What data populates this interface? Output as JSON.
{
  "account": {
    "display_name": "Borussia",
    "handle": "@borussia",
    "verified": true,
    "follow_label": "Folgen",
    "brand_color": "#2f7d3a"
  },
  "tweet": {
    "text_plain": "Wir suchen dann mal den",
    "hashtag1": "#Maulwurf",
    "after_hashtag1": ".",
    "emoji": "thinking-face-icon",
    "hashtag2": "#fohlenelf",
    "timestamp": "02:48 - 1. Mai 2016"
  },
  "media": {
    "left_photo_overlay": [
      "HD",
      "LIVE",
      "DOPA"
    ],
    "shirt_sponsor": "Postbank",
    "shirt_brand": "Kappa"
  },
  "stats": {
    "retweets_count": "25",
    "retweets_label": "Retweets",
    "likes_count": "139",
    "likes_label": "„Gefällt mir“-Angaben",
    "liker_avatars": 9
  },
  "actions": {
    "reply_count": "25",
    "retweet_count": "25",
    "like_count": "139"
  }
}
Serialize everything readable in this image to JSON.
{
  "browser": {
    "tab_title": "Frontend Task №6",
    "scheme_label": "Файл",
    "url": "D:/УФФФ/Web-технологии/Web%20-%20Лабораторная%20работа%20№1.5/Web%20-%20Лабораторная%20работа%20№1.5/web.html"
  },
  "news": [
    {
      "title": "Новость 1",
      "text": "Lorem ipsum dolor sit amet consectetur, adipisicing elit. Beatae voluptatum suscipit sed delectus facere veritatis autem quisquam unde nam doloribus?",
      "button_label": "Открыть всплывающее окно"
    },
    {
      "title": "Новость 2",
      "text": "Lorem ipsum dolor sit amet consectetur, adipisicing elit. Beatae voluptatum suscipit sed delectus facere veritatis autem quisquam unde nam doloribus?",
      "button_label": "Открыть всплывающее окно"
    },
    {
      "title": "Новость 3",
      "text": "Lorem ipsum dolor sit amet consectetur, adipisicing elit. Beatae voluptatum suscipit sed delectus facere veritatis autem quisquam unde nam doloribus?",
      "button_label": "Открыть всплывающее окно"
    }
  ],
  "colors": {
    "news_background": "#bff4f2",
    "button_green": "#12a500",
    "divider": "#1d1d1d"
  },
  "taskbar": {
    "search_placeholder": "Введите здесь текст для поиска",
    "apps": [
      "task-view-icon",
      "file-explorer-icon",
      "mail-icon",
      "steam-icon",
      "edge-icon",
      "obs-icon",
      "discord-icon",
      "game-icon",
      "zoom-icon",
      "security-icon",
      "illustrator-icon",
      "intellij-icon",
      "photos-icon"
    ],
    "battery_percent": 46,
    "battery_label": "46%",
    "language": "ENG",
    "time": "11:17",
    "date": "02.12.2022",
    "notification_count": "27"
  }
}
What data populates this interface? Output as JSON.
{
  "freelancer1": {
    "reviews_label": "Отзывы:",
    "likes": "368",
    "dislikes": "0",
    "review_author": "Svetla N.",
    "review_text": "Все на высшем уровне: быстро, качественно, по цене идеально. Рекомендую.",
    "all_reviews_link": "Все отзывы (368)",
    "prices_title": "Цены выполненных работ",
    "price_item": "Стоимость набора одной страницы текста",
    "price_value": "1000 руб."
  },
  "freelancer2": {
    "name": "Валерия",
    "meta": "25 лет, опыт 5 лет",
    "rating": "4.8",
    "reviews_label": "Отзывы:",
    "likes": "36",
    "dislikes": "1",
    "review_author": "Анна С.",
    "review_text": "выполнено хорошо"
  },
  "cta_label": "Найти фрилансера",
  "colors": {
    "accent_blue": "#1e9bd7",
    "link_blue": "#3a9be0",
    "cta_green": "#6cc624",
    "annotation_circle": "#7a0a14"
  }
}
+---+
→ **Goal**
All of the entries should be written out again exactly.

→ **Finished task**
What data populates this interface? Output as JSON.
{
  "account": {
    "display_name": "Borussia",
    "handle": "@borussia",
    "verified": true,
    "follow_label": "Folgen",
    "brand_color": "#2f7d3a"
  },
  "tweet": {
    "text_plain": "Wir suchen dann mal den",
    "hashtag1": "#Maulwurf",
    "after_hashtag1": ".",
    "emoji": "thinking-face-icon",
    "hashtag2": "#fohlenelf",
    "timestamp": "02:48 - 1. Mai 2016"
  },
  "media": {
    "left_photo_overlay": [
      "HD",
      "LIVE",
      "DOPA"
    ],
    "shirt_sponsor": "Postbank",
    "shirt_brand": "Kappa"
  },
  "stats": {
    "retweets_count": "25",
    "retweets_label": "Retweets",
    "likes_count": "139",
    "likes_label": "„Gefällt mir“-Angaben",
    "liker_avatars": 9
  },
  "actions": {
    "reply_count": "25",
    "retweet_count": "25",
    "like_count": "139"
  }
}
Serialize everything readable in this image to JSON.
{
  "browser": {
    "tab_title": "Frontend Task №6",
    "scheme_label": "Файл",
    "url": "D:/УФФФ/Web-технологии/Web%20-%20Лабораторная%20работа%20№1.5/Web%20-%20Лабораторная%20работа%20№1.5/web.html"
  },
  "news": [
    {
      "title": "Новость 1",
      "text": "Lorem ipsum dolor sit amet consectetur, adipisicing elit. Beatae voluptatum suscipit sed delectus facere veritatis autem quisquam unde nam doloribus?",
      "button_label": "Открыть всплывающее окно"
    },
    {
      "title": "Новость 2",
      "text": "Lorem ipsum dolor sit amet consectetur, adipisicing elit. Beatae voluptatum suscipit sed delectus facere veritatis autem quisquam unde nam doloribus?",
      "button_label": "Открыть всплывающее окно"
    },
    {
      "title": "Новость 3",
      "text": "Lorem ipsum dolor sit amet consectetur, adipisicing elit. Beatae voluptatum suscipit sed delectus facere veritatis autem quisquam unde nam doloribus?",
      "button_label": "Открыть всплывающее окно"
    }
  ],
  "colors": {
    "news_background": "#bff4f2",
    "button_green": "#12a500",
    "divider": "#1d1d1d"
  },
  "taskbar": {
    "search_placeholder": "Введите здесь текст для поиска",
    "apps": [
      "task-view-icon",
      "file-explorer-icon",
      "mail-icon",
      "steam-icon",
      "edge-icon",
      "obs-icon",
      "discord-icon",
      "game-icon",
      "zoom-icon",
      "security-icon",
      "illustrator-icon",
      "intellij-icon",
      "photos-icon"
    ],
    "battery_percent": 46,
    "battery_label": "46%",
    "language": "ENG",
    "time": "11:17",
    "date": "02.12.2022",
    "notification_count": "27"
  }
}
What data populates this interface? Output as JSON.
{
  "freelancer1": {
    "reviews_label": "Отзывы:",
    "likes": "368",
    "dislikes": "0",
    "review_author": "Svetla N.",
    "review_text": "Все на высшем уровне: быстро, качественно, по цене идеально. Рекомендую.",
    "all_reviews_link": "Все отзывы (368)",
    "prices_title": "Цены выполненных работ",
    "price_item": "Стоимость набора одной страницы текста",
    "price_value": "1000 руб."
  },
  "freelancer2": {
    "name": "Валерия",
    "meta": "25 лет, опыт 5 лет",
    "rating": "4.8",
    "reviews_label": "Отзывы:",
    "likes": "36",
    "dislikes": "1",
    "review_author": "Анна С.",
    "review_text": "выполнено хорошо"
  },
  "cta_label": "Найти фрилансера",
  "colors": {
    "accent_blue": "#1e9bd7",
    "link_blue": "#3a9be0",
    "cta_green": "#6cc624",
    "annotation_circle": "#7a0a14"
  }
}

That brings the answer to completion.